Will the Paris Agreement Help or Hinder Cooperation among Nations?

I just returned from Florence, Italy, where I participated in the Second Carbon Market Workshop, organized by the European Commission, and hosted by the European University Institute.  This workshop, which brought together government representatives from around the world (with a sprinkling of academics and NGO representatives to add some spice to the discussion), was convened to examine how regional, national, and sub-national jurisdictions can cooperate in ways that could increase the effectiveness and/or reduce the costs of their respective climate change policies.  One of my tasks at the workshop was to make a brief dinner speech.  Jos Delbeke, the long-time,  legendary Director-General of Climate Action for the Commission, asked me to talk about how the Paris Agreement might help or hinder practical climate policy cooperation around the world.  I drew extensively upon my research with Michael Mehling and Gilbert Metcalf.  Here is the gist of what I said in my dinner speech.

Some Paris Agreement Fundamentals

The hybrid design of the Paris Agreement was key to its successful enactment in 2015 and its coming into force in November, 2016.  The hybrid design to which I refer is the combination of top-down (centralized) and bottom-up (decentralized) elements.  The top-down elements include, for example, the requirement that countries state their national contributions every five years, a schedule which is binding under international law for those jurisdictions that have ratified the Agreement.  The key bottom-up element is the set of individual Nationally Determined Contributions (or NDCs) themselves, which are not part of the Paris Agreement itself, but rather are listed in a separate Registry.  These are not binding under international law, but rather are left to the domestic authority of the respective countries.

This dual structure led to the achievement of one of two necessary conditions for ultimate success of the Paris Agreement, namely adequate scope of participation, which now includes countries accounting for 97% of global emissions, compared with the 14% that are covered by the current, second commitment period of the Kyoto Protocol.

But adequate scope of participation is only one of two necessary conditions; the other is adequate collective ambition.  Unfortunately, the fundamentally voluntary nature of the NDCs – which is precisely what facilitated the exceptionally broad scope of participation – works against adequate ambition to address this global commons phenomenon, which is plagued by free rider problems.

The Challenge for Climate Negotiators

This raises the key overall challenge that faced the negotiators in Bonn in May and will face them in Katowice, Poland, in December (at the Twenty-Fourth Conference of the Parties of the United Nations Framework Convention on Climate Change):  What can they do, when writing rules to put flesh onto the skeletal Paris Agreement, to encourage countries to increase their ambition over time?  That’s where carbon markets and cooperation among jurisdictions potentially come in.

International Cooperation under the Paris Agreement

Largely because cooperation among jurisdictions — including through carbon markets — can lower abatement costs, such cooperation may be essential for the ultimate success of the Agreement.  This cooperation might take the form of international linkage, where by “linkage,” I mean connections among policy systems that allow emissions reduction efforts to be redistributed among those systems.

#### Challenge A
Summarize the Paris Agreement post in two sentences.
#### Challenge B
According to the Paris Agreement post, what share of global emissions is covered by the current, second commitment period of the Kyoto Protocol?
#### Challenge C
Return the part of the Paris Agreement post from "This dual structure" up to and including "free rider problems.", copied word for word.

Excerpt from a dataset
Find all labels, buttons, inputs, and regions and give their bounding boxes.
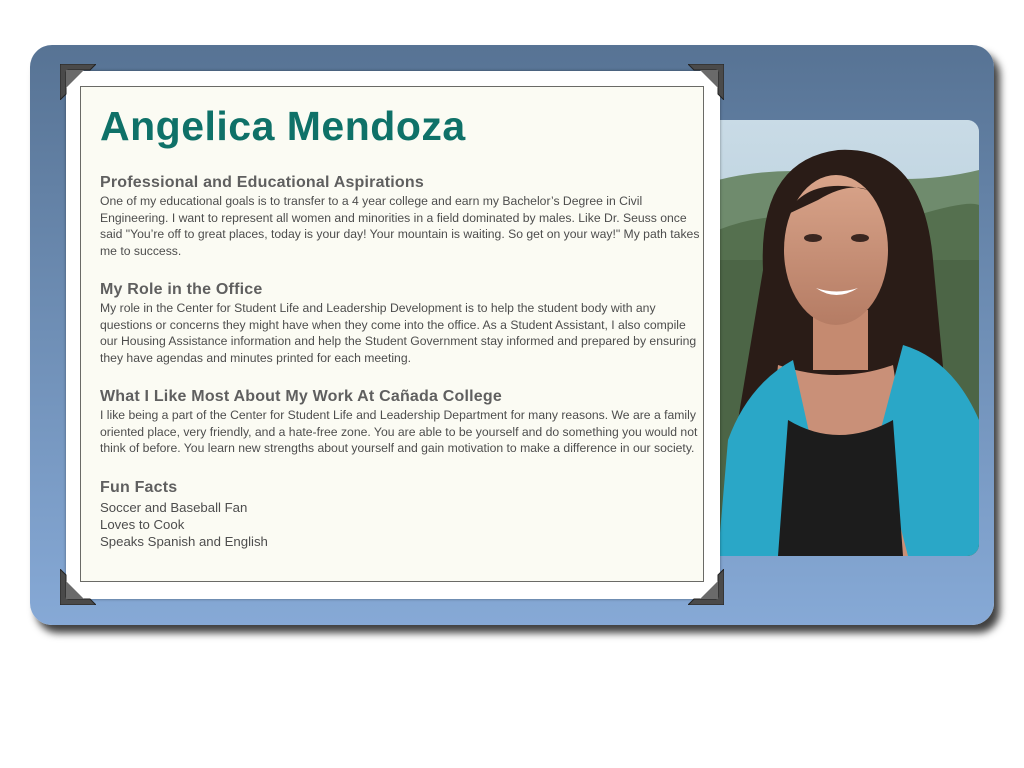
section-heading: My Role in the Office	[100, 281, 263, 298]
section-heading: Professional and Educational Aspirations	[100, 174, 424, 191]
section-fun-facts	[100, 479, 700, 550]
section-aspirations	[100, 174, 700, 259]
section-like-most	[100, 388, 700, 457]
page-title: Angelica Mendoza	[100, 103, 466, 149]
list-item: Loves to Cook	[100, 516, 185, 532]
section-text: My role in the Center for Student Life and Leadership Development is to help the student body with any questions or concerns they might have when they come into the office. As a Student Assistant, I also compile our Housing Assistance information and help the Student Government stay informed and prepared by ensuring they have agendas and minutes printed for each meeting.	[100, 301, 697, 365]
section-heading: Fun Facts	[100, 478, 178, 496]
photo-corner-icon	[688, 64, 724, 100]
fun-facts-list	[100, 499, 700, 550]
photo-corner-icon	[60, 569, 96, 605]
section-text: One of my educational goals is to transfer to a 4 year college and earn my Bachelor’s Degree in Civil Engineering. I want to represent all women and minorities in a field dominated by males. Like Dr. Seuss once said "You’re off to great places, today is your day! Your mountain is waiting. So get on your way!" My path takes me to success.	[100, 194, 700, 258]
section-text: I like being a part of the Center for Student Life and Leadership Department for many reasons. We are a family oriented place, very friendly, and a hate-free zone. You are able to be yourself and do something you would not think of before. You learn new strengths about yourself and gain motivation to make a difference in our society.	[100, 408, 698, 455]
section-heading: What I Like Most About My Work At Cañada College	[100, 388, 502, 405]
photo-corner-icon	[60, 64, 96, 100]
section-role	[100, 281, 700, 366]
list-item: Soccer and Baseball Fan	[100, 499, 248, 515]
portrait-photo	[718, 120, 979, 556]
photo-corner-icon	[688, 569, 724, 605]
profile-content	[100, 102, 700, 550]
list-item: Speaks Spanish and English	[100, 533, 268, 549]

#### Complete answer A
The Paris Agreement's hybrid design combines binding top-down elements, such as the five-year schedule for stating national contributions, with voluntary, bottom-up Nationally Determined Contributions, and it achieved participation by countries accounting for 97% of global emissions. However, the voluntary nature of those contributions works against adequate collective ambition, so cooperation among jurisdictions, including through carbon markets, may be essential because it can lower abatement costs.

#### Complete answer B
14%

#### Complete answer C
This dual structure led to the achievement of one of two necessary conditions for ultimate success of the Paris Agreement, namely adequate scope of participation, which now includes countries accounting for 97% of global emissions, compared with the 14% that are covered by the current, second commitment period of the Kyoto Protocol.

But adequate scope of participation is only one of two necessary conditions; the other is adequate collective ambition.  Unfortunately, the fundamentally voluntary nature of the NDCs – which is precisely what facilitated the exceptionally broad scope of participation – works against adequate ambition to address this global commons phenomenon, which is plagued by free rider problems.